- Do this -
Look through the material below and count the lines with the string "text". Report only the count.

- Raw data -
◆ ◆ ◆ ◆

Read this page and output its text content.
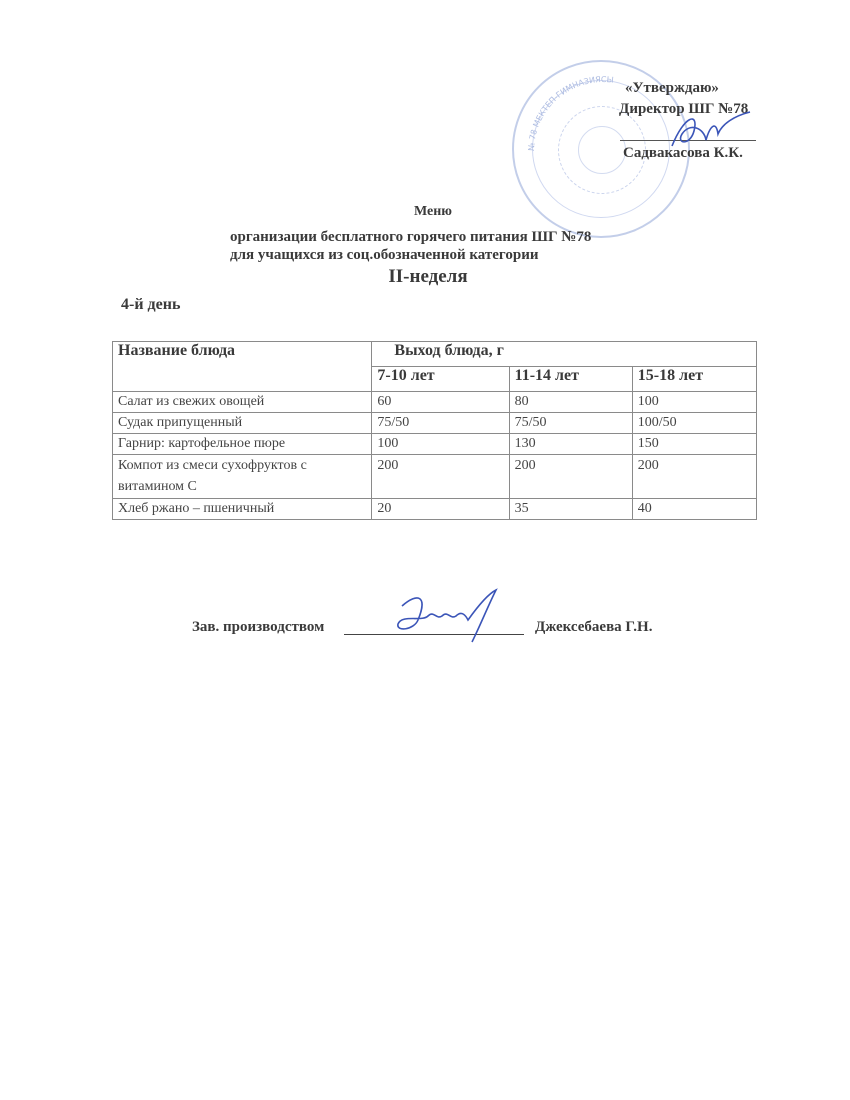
№ 78 МЕКТЕП-ГИМНАЗИЯСЫ
«Утверждаю»
Директор ШГ №78
Садвакасова К.К.
Меню
организации бесплатного горячего питания ШГ №78
для учащихся из соц.обозначенной категории
II-неделя
4-й день
Название блюда	Выход блюда, г		
	7-10 лет	11-14 лет	15-18 лет
Салат из свежих овощей	60	80	100
Судак припущенный	75/50	75/50	100/50
Гарнир: картофельное пюре	100	130	150
Компот из смеси сухофруктов с витамином С	200	200	200
Хлеб ржано – пшеничный	20	35	40
Зав. производством	Джексебаева Г.Н.
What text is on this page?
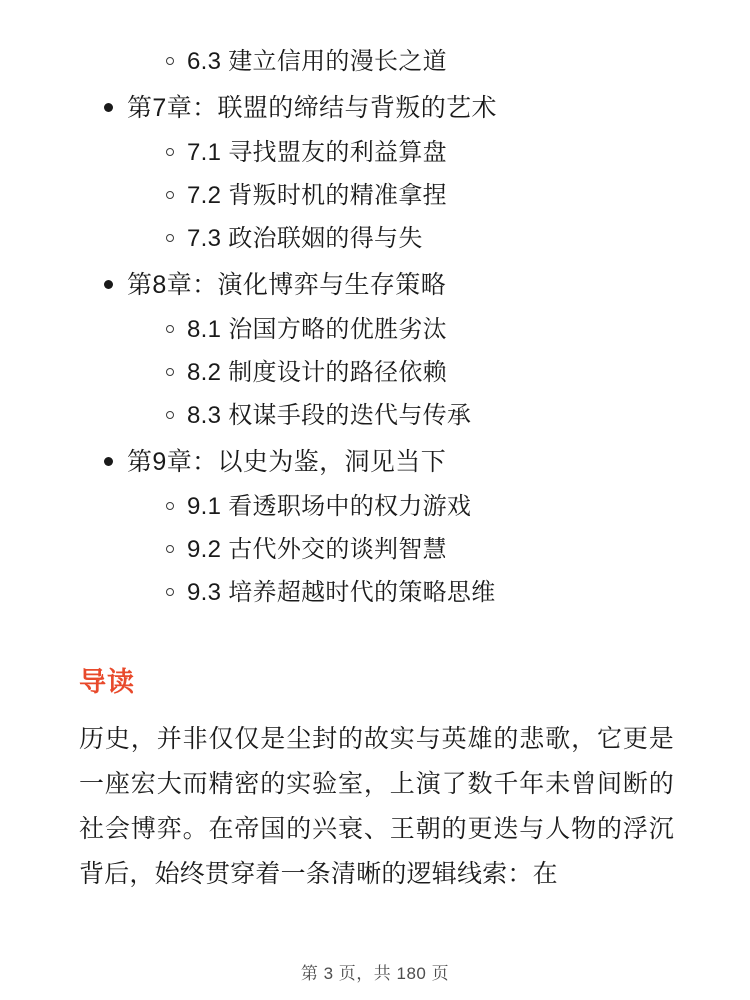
6.3 建立信用的漫长之道
第7章：联盟的缔结与背叛的艺术
7.1 寻找盟友的利益算盘
7.2 背叛时机的精准拿捏
7.3 政治联姻的得与失
第8章：演化博弈与生存策略
8.1 治国方略的优胜劣汰
8.2 制度设计的路径依赖
8.3 权谋手段的迭代与传承
第9章：以史为鉴，洞见当下
9.1 看透职场中的权力游戏
9.2 古代外交的谈判智慧
9.3 培养超越时代的策略思维
导读

历史，并非仅仅是尘封的故实与英雄的悲歌，它更是一座宏大而精密的实验室，上演了数千年未曾间断的社会博弈。在帝国的兴衰、王朝的更迭与人物的浮沉背后，始终贯穿着一条清晰的逻辑线索：在

第 3 页，共 180 页
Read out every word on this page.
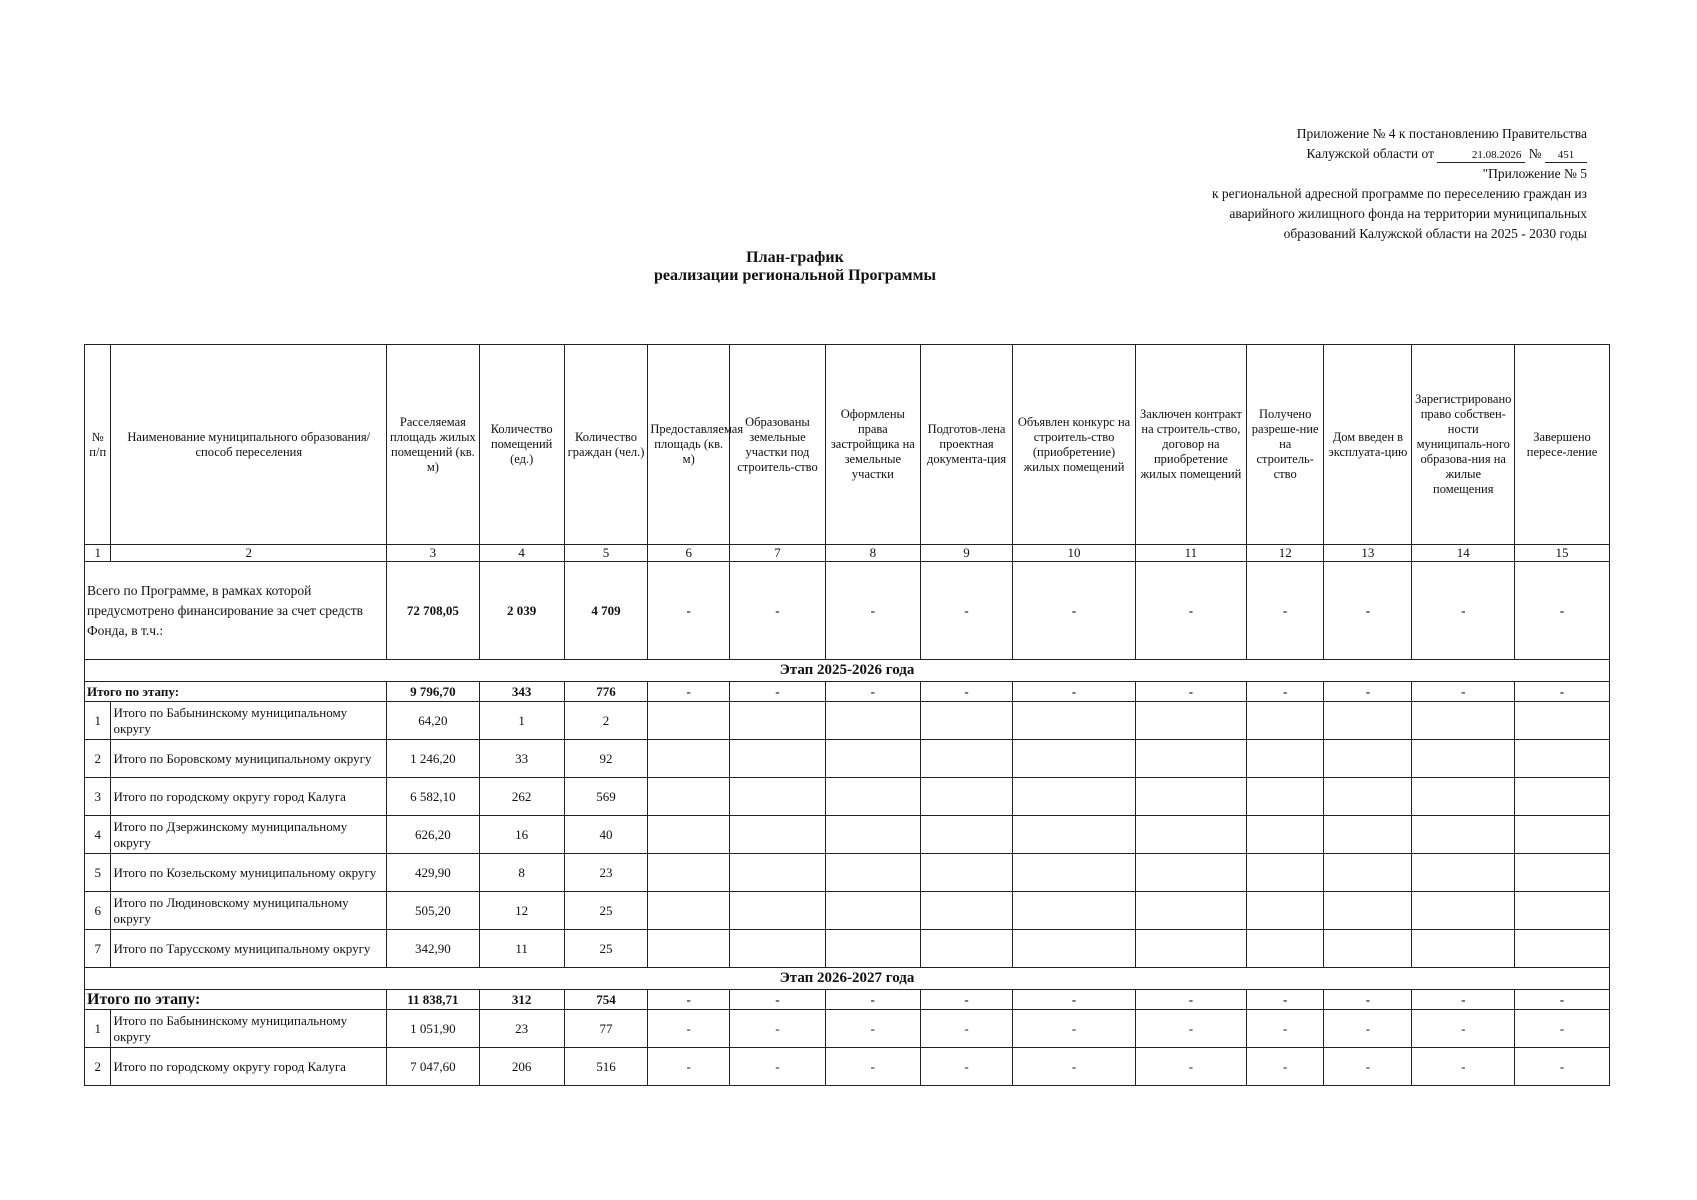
Приложение № 4 к постановлению Правительства
Калужской области от	21.08.2026 № 451
"Приложение № 5
к региональной адресной программе по переселению граждан из
аварийного жилищного фонда на территории муниципальных
образований Калужской области на 2025 - 2030 годы
План-график
реализации региональной Программы
№ п/п	Наименование муниципального образования/способ переселения	Расселяемая площадь жилых помещений (кв. м)	Количество помещений (ед.)	Количество граждан (чел.)	Предоставляемая площадь (кв. м)	Образованы земельные участки под строитель-ство	Оформлены права застройщика на земельные участки	Подготов-лена проектная документа-ция	Объявлен конкурс на строитель-ство (приобретение) жилых помещений	Заключен контракт на строитель-ство, договор на приобретение жилых помещений	Получено разреше-ние на строитель-ство	Дом введен в эксплуата-цию	Зарегистрировано право собствен-ности муниципаль-ного образова-ния на жилые помещения	Завершено пересе-ление
1	2	3	4	5	6	7	8	9	10	11	12	13	14	15
Всего по Программе, в рамках которой предусмотрено финансирование за счет средств Фонда, в т.ч.:		72 708,05	2 039	4 709	-	-	-	-	-	-	-	-	-	-
Этап 2025-2026 года														
Итого по этапу:		9 796,70	343	776	-	-	-	-	-	-	-	-	-	-
1	Итого по Бабынинскому муниципальному округу	64,20	1	2										
2	Итого по Боровскому муниципальному округу	1 246,20	33	92										
3	Итого по городскому округу город Калуга	6 582,10	262	569										
4	Итого по Дзержинскому муниципальному округу	626,20	16	40										
5	Итого по Козельскому муниципальному округу	429,90	8	23										
6	Итого по Людиновскому муниципальному округу	505,20	12	25										
7	Итого по Тарусскому муниципальному округу	342,90	11	25										
Этап 2026-2027 года														
Итого по этапу:		11 838,71	312	754	-	-	-	-	-	-	-	-	-	-
1	Итого по Бабынинскому муниципальному округу	1 051,90	23	77	-	-	-	-	-	-	-	-	-	-
2	Итого по городскому округу город Калуга	7 047,60	206	516	-	-	-	-	-	-	-	-	-	-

◆ ◆ ◆ ◆

- The answer -
2